- AIM OF THE EXERCISE: Pull out each line of the records holding the string "Americans".

(Data entries for graphics)
>>>>>

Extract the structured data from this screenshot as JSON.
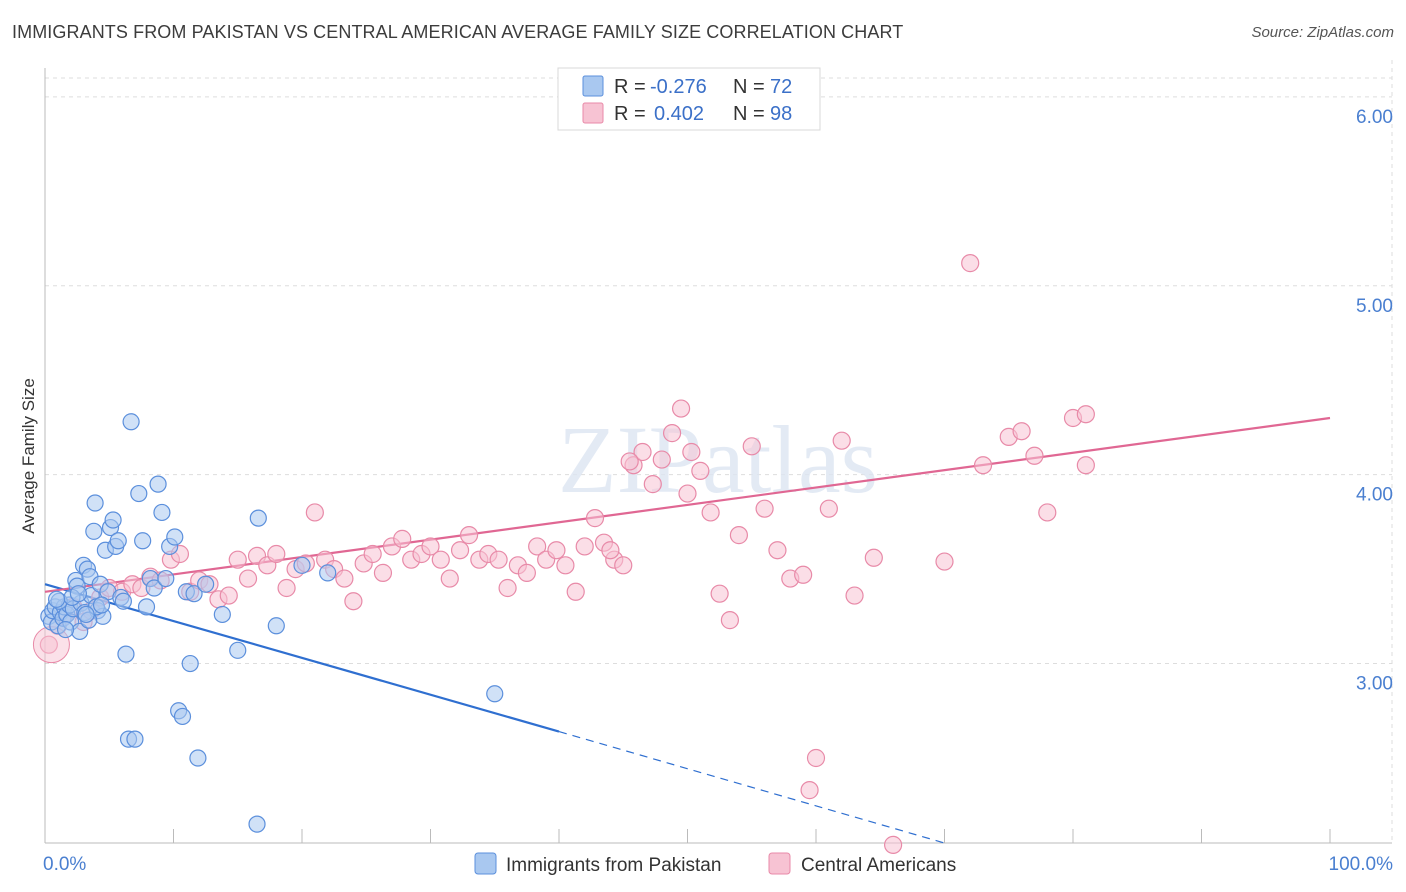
{
  "title": "IMMIGRANTS FROM PAKISTAN VS CENTRAL AMERICAN AVERAGE FAMILY SIZE CORRELATION CHART",
  "source": "Source: ZipAtlas.com",
  "watermark": "ZIPatlas",
  "colors": {
    "blue_fill": "#a9c8f0",
    "blue_stroke": "#5b8fdc",
    "blue_line": "#2f6fd0",
    "pink_fill": "#f7c3d3",
    "pink_stroke": "#e88aa8",
    "pink_line": "#e06793",
    "axis_text": "#4a7fd0",
    "grid": "#dddddd"
  },
  "legend_top": {
    "row1": {
      "r_label": "R =",
      "r_value": "-0.276",
      "n_label": "N =",
      "n_value": "72"
    },
    "row2": {
      "r_label": "R =",
      "r_value": "0.402",
      "n_label": "N =",
      "n_value": "98"
    }
  },
  "chart_data": {
    "type": "scatter",
    "ylabel": "Average Family Size",
    "xlim": [
      0,
      100
    ],
    "ylim": [
      2.05,
      6.1
    ],
    "x_tick_labels": [
      "0.0%",
      "100.0%"
    ],
    "y_ticks": [
      3.0,
      4.0,
      5.0,
      6.0
    ],
    "y_tick_labels": [
      "3.00",
      "4.00",
      "5.00",
      "6.00"
    ],
    "grid": true,
    "legend_position": "top-center",
    "series": [
      {
        "name": "Immigrants from Pakistan",
        "color": "#a9c8f0",
        "trend": {
          "x": [
            0,
            40
          ],
          "y": [
            3.42,
            2.64
          ],
          "dashed_to": [
            70,
            2.05
          ]
        },
        "points": [
          [
            0.3,
            3.25
          ],
          [
            0.5,
            3.22
          ],
          [
            0.6,
            3.28
          ],
          [
            0.8,
            3.3
          ],
          [
            1.0,
            3.2
          ],
          [
            1.2,
            3.27
          ],
          [
            1.4,
            3.24
          ],
          [
            1.5,
            3.3
          ],
          [
            1.7,
            3.26
          ],
          [
            1.9,
            3.31
          ],
          [
            2.0,
            3.22
          ],
          [
            2.2,
            3.29
          ],
          [
            2.4,
            3.44
          ],
          [
            2.5,
            3.41
          ],
          [
            2.7,
            3.17
          ],
          [
            2.8,
            3.32
          ],
          [
            3.0,
            3.52
          ],
          [
            3.1,
            3.27
          ],
          [
            3.3,
            3.5
          ],
          [
            3.5,
            3.46
          ],
          [
            3.6,
            3.36
          ],
          [
            3.8,
            3.7
          ],
          [
            3.9,
            3.85
          ],
          [
            4.1,
            3.28
          ],
          [
            4.3,
            3.42
          ],
          [
            4.5,
            3.25
          ],
          [
            4.7,
            3.6
          ],
          [
            4.9,
            3.38
          ],
          [
            5.1,
            3.72
          ],
          [
            5.3,
            3.76
          ],
          [
            5.5,
            3.62
          ],
          [
            5.7,
            3.65
          ],
          [
            5.9,
            3.35
          ],
          [
            6.1,
            3.33
          ],
          [
            6.3,
            3.05
          ],
          [
            6.5,
            2.6
          ],
          [
            6.7,
            4.28
          ],
          [
            7.0,
            2.6
          ],
          [
            7.3,
            3.9
          ],
          [
            7.6,
            3.65
          ],
          [
            7.9,
            3.3
          ],
          [
            8.2,
            3.45
          ],
          [
            8.5,
            3.4
          ],
          [
            8.8,
            3.95
          ],
          [
            9.1,
            3.8
          ],
          [
            9.4,
            3.45
          ],
          [
            9.7,
            3.62
          ],
          [
            10.1,
            3.67
          ],
          [
            10.4,
            2.75
          ],
          [
            10.7,
            2.72
          ],
          [
            11.0,
            3.38
          ],
          [
            11.3,
            3.0
          ],
          [
            11.6,
            3.37
          ],
          [
            11.9,
            2.5
          ],
          [
            12.5,
            3.42
          ],
          [
            13.8,
            3.26
          ],
          [
            15.0,
            3.07
          ],
          [
            16.6,
            3.77
          ],
          [
            18.0,
            3.2
          ],
          [
            16.5,
            2.15
          ],
          [
            20.0,
            3.52
          ],
          [
            22.0,
            3.48
          ],
          [
            35.0,
            2.84
          ],
          [
            1.1,
            3.33
          ],
          [
            2.1,
            3.35
          ],
          [
            3.4,
            3.23
          ],
          [
            4.0,
            3.3
          ],
          [
            0.9,
            3.34
          ],
          [
            1.6,
            3.18
          ],
          [
            2.6,
            3.37
          ],
          [
            3.2,
            3.26
          ],
          [
            4.4,
            3.31
          ]
        ]
      },
      {
        "name": "Central Americans",
        "color": "#f7c3d3",
        "trend": {
          "x": [
            0,
            100
          ],
          "y": [
            3.38,
            4.3
          ]
        },
        "points": [
          [
            0.3,
            3.1
          ],
          [
            1.0,
            3.2
          ],
          [
            1.5,
            3.25
          ],
          [
            2.2,
            3.3
          ],
          [
            3.0,
            3.22
          ],
          [
            3.6,
            3.28
          ],
          [
            4.3,
            3.35
          ],
          [
            5.0,
            3.4
          ],
          [
            6.0,
            3.38
          ],
          [
            6.8,
            3.42
          ],
          [
            7.5,
            3.4
          ],
          [
            8.2,
            3.46
          ],
          [
            9.0,
            3.44
          ],
          [
            9.8,
            3.55
          ],
          [
            10.5,
            3.58
          ],
          [
            11.3,
            3.38
          ],
          [
            12.0,
            3.44
          ],
          [
            12.8,
            3.42
          ],
          [
            13.5,
            3.34
          ],
          [
            14.3,
            3.36
          ],
          [
            15.0,
            3.55
          ],
          [
            15.8,
            3.45
          ],
          [
            16.5,
            3.57
          ],
          [
            17.3,
            3.52
          ],
          [
            18.0,
            3.58
          ],
          [
            18.8,
            3.4
          ],
          [
            19.5,
            3.5
          ],
          [
            20.3,
            3.53
          ],
          [
            21.0,
            3.8
          ],
          [
            21.8,
            3.55
          ],
          [
            22.5,
            3.5
          ],
          [
            23.3,
            3.45
          ],
          [
            24.0,
            3.33
          ],
          [
            24.8,
            3.53
          ],
          [
            25.5,
            3.58
          ],
          [
            26.3,
            3.48
          ],
          [
            27.0,
            3.62
          ],
          [
            27.8,
            3.66
          ],
          [
            28.5,
            3.55
          ],
          [
            29.3,
            3.58
          ],
          [
            30.0,
            3.62
          ],
          [
            30.8,
            3.55
          ],
          [
            31.5,
            3.45
          ],
          [
            32.3,
            3.6
          ],
          [
            33.0,
            3.68
          ],
          [
            33.8,
            3.55
          ],
          [
            34.5,
            3.58
          ],
          [
            35.3,
            3.55
          ],
          [
            36.0,
            3.4
          ],
          [
            36.8,
            3.52
          ],
          [
            37.5,
            3.48
          ],
          [
            38.3,
            3.62
          ],
          [
            39.0,
            3.55
          ],
          [
            39.8,
            3.6
          ],
          [
            40.5,
            3.52
          ],
          [
            41.3,
            3.38
          ],
          [
            42.0,
            3.62
          ],
          [
            42.8,
            3.77
          ],
          [
            43.5,
            3.64
          ],
          [
            44.3,
            3.55
          ],
          [
            45.0,
            3.52
          ],
          [
            45.8,
            4.05
          ],
          [
            46.5,
            4.12
          ],
          [
            47.3,
            3.95
          ],
          [
            48.0,
            4.08
          ],
          [
            48.8,
            4.22
          ],
          [
            49.5,
            4.35
          ],
          [
            50.3,
            4.12
          ],
          [
            51.0,
            4.02
          ],
          [
            51.8,
            3.8
          ],
          [
            52.5,
            3.37
          ],
          [
            53.3,
            3.23
          ],
          [
            54.0,
            3.68
          ],
          [
            55.0,
            4.15
          ],
          [
            56.0,
            3.82
          ],
          [
            57.0,
            3.6
          ],
          [
            58.0,
            3.45
          ],
          [
            59.0,
            3.47
          ],
          [
            60.0,
            2.5
          ],
          [
            59.5,
            2.33
          ],
          [
            61.0,
            3.82
          ],
          [
            62.0,
            4.18
          ],
          [
            63.0,
            3.36
          ],
          [
            64.5,
            3.56
          ],
          [
            66.0,
            2.04
          ],
          [
            70.0,
            3.54
          ],
          [
            72.0,
            5.12
          ],
          [
            73.0,
            4.05
          ],
          [
            75.0,
            4.2
          ],
          [
            76.0,
            4.23
          ],
          [
            77.0,
            4.1
          ],
          [
            78.0,
            3.8
          ],
          [
            80.0,
            4.3
          ],
          [
            81.0,
            4.05
          ],
          [
            45.5,
            4.07
          ],
          [
            44.0,
            3.6
          ],
          [
            50.0,
            3.9
          ],
          [
            81.0,
            4.32
          ]
        ]
      }
    ]
  },
  "bottom_legend": {
    "item1": "Immigrants from Pakistan",
    "item2": "Central Americans"
  }
}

<<<<<

- WORKED SOLUTION:
        "name": "Central Americans",
    "item2": "Central Americans"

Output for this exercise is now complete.